- **MATERIAL TO PROCESS**:
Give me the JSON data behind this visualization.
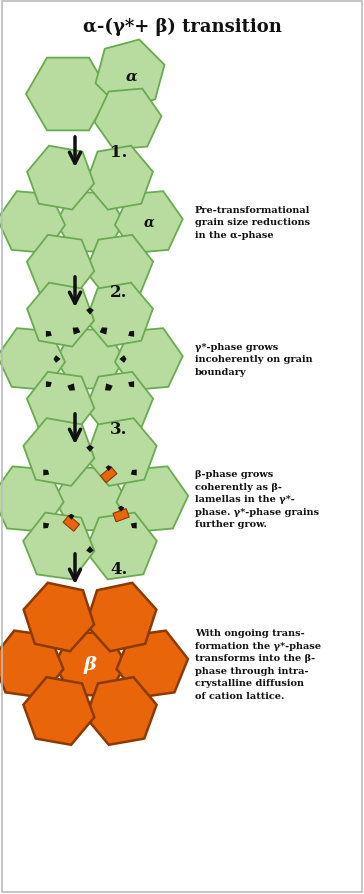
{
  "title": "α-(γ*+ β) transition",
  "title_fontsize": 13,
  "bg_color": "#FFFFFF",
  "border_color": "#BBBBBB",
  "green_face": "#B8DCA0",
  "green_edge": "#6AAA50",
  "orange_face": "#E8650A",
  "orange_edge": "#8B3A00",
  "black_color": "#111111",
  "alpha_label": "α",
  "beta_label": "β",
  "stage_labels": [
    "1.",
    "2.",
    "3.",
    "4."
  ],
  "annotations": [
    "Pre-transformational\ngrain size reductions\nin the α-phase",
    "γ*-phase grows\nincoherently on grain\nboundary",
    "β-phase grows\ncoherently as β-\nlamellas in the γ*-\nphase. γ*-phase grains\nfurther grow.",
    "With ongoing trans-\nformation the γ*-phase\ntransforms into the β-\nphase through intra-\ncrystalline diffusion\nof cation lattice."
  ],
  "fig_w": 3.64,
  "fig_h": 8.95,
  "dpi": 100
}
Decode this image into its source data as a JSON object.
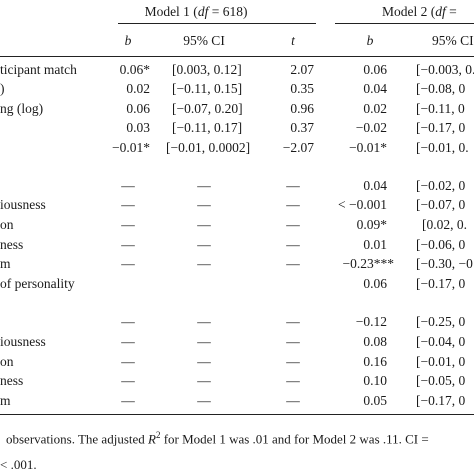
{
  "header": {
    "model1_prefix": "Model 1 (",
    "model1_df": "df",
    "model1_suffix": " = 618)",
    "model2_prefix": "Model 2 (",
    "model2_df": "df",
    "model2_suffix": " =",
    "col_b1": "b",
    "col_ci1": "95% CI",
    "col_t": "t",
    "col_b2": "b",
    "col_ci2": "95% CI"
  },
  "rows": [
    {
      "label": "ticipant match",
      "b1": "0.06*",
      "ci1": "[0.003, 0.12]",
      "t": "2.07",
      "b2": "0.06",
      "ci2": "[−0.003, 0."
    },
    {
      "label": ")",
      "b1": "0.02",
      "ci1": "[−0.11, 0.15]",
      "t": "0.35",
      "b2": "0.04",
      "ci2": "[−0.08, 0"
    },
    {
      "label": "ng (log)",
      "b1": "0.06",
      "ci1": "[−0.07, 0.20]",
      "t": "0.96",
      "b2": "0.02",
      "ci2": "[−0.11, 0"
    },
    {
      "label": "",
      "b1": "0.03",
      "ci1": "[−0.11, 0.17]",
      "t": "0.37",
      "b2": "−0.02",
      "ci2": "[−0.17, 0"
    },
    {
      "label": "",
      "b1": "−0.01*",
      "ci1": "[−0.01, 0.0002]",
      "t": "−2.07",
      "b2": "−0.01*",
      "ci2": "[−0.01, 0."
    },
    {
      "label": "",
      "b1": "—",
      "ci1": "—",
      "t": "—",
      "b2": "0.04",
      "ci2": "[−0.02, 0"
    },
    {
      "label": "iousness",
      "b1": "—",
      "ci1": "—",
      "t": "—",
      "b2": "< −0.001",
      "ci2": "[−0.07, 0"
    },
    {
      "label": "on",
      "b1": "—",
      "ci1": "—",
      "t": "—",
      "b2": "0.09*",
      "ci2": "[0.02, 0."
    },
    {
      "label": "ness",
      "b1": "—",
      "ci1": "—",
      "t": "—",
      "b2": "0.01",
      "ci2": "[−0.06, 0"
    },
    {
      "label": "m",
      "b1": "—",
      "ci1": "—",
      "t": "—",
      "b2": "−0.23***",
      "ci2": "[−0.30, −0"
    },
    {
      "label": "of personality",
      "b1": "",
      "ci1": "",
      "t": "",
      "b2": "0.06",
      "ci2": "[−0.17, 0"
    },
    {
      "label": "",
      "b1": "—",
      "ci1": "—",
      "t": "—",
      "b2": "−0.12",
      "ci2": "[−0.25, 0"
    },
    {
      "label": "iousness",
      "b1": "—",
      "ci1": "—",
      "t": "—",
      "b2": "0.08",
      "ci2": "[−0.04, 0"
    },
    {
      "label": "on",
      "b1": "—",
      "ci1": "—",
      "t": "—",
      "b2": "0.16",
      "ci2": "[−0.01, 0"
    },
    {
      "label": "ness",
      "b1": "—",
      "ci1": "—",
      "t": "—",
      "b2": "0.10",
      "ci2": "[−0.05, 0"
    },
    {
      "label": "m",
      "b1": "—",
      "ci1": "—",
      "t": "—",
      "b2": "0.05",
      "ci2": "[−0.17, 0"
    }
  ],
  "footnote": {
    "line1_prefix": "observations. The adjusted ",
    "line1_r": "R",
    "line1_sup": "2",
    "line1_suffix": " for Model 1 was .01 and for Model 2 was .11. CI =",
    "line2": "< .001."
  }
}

- **TO BE DONE**:
Omit every image. Quote each record exactly.

- **CORRECT RESULT**:
Give me the JSON data behind this visualization.
{
  "title": "α-(γ*+ β) transition",
  "title_fontsize": 13,
  "bg_color": "#FFFFFF",
  "border_color": "#BBBBBB",
  "green_face": "#B8DCA0",
  "green_edge": "#6AAA50",
  "orange_face": "#E8650A",
  "orange_edge": "#8B3A00",
  "black_color": "#111111",
  "alpha_label": "α",
  "beta_label": "β",
  "stage_labels": [
    "1.",
    "2.",
    "3.",
    "4."
  ],
  "annotations": [
    "Pre-transformational\ngrain size reductions\nin the α-phase",
    "γ*-phase grows\nincoherently on grain\nboundary",
    "β-phase grows\ncoherently as β-\nlamellas in the γ*-\nphase. γ*-phase grains\nfurther grow.",
    "With ongoing trans-\nformation the γ*-phase\ntransforms into the β-\nphase through intra-\ncrystalline diffusion\nof cation lattice."
  ],
  "fig_w": 3.64,
  "fig_h": 8.95,
  "dpi": 100
}
Decode this image into its source data as a JSON object.
{
  "header": {
    "model1_prefix": "Model 1 (",
    "model1_df": "df",
    "model1_suffix": " = 618)",
    "model2_prefix": "Model 2 (",
    "model2_df": "df",
    "model2_suffix": " =",
    "col_b1": "b",
    "col_ci1": "95% CI",
    "col_t": "t",
    "col_b2": "b",
    "col_ci2": "95% CI"
  },
  "rows": [
    {
      "label": "ticipant match",
      "b1": "0.06*",
      "ci1": "[0.003, 0.12]",
      "t": "2.07",
      "b2": "0.06",
      "ci2": "[−0.003, 0."
    },
    {
      "label": ")",
      "b1": "0.02",
      "ci1": "[−0.11, 0.15]",
      "t": "0.35",
      "b2": "0.04",
      "ci2": "[−0.08, 0"
    },
    {
      "label": "ng (log)",
      "b1": "0.06",
      "ci1": "[−0.07, 0.20]",
      "t": "0.96",
      "b2": "0.02",
      "ci2": "[−0.11, 0"
    },
    {
      "label": "",
      "b1": "0.03",
      "ci1": "[−0.11, 0.17]",
      "t": "0.37",
      "b2": "−0.02",
      "ci2": "[−0.17, 0"
    },
    {
      "label": "",
      "b1": "−0.01*",
      "ci1": "[−0.01, 0.0002]",
      "t": "−2.07",
      "b2": "−0.01*",
      "ci2": "[−0.01, 0."
    },
    {
      "label": "",
      "b1": "—",
      "ci1": "—",
      "t": "—",
      "b2": "0.04",
      "ci2": "[−0.02, 0"
    },
    {
      "label": "iousness",
      "b1": "—",
      "ci1": "—",
      "t": "—",
      "b2": "< −0.001",
      "ci2": "[−0.07, 0"
    },
    {
      "label": "on",
      "b1": "—",
      "ci1": "—",
      "t": "—",
      "b2": "0.09*",
      "ci2": "[0.02, 0."
    },
    {
      "label": "ness",
      "b1": "—",
      "ci1": "—",
      "t": "—",
      "b2": "0.01",
      "ci2": "[−0.06, 0"
    },
    {
      "label": "m",
      "b1": "—",
      "ci1": "—",
      "t": "—",
      "b2": "−0.23***",
      "ci2": "[−0.30, −0"
    },
    {
      "label": "of personality",
      "b1": "",
      "ci1": "",
      "t": "",
      "b2": "0.06",
      "ci2": "[−0.17, 0"
    },
    {
      "label": "",
      "b1": "—",
      "ci1": "—",
      "t": "—",
      "b2": "−0.12",
      "ci2": "[−0.25, 0"
    },
    {
      "label": "iousness",
      "b1": "—",
      "ci1": "—",
      "t": "—",
      "b2": "0.08",
      "ci2": "[−0.04, 0"
    },
    {
      "label": "on",
      "b1": "—",
      "ci1": "—",
      "t": "—",
      "b2": "0.16",
      "ci2": "[−0.01, 0"
    },
    {
      "label": "ness",
      "b1": "—",
      "ci1": "—",
      "t": "—",
      "b2": "0.10",
      "ci2": "[−0.05, 0"
    },
    {
      "label": "m",
      "b1": "—",
      "ci1": "—",
      "t": "—",
      "b2": "0.05",
      "ci2": "[−0.17, 0"
    }
  ],
  "footnote": {
    "line1_prefix": "observations. The adjusted ",
    "line1_r": "R",
    "line1_sup": "2",
    "line1_suffix": " for Model 1 was .01 and for Model 2 was .11. CI =",
    "line2": "< .001."
  }
}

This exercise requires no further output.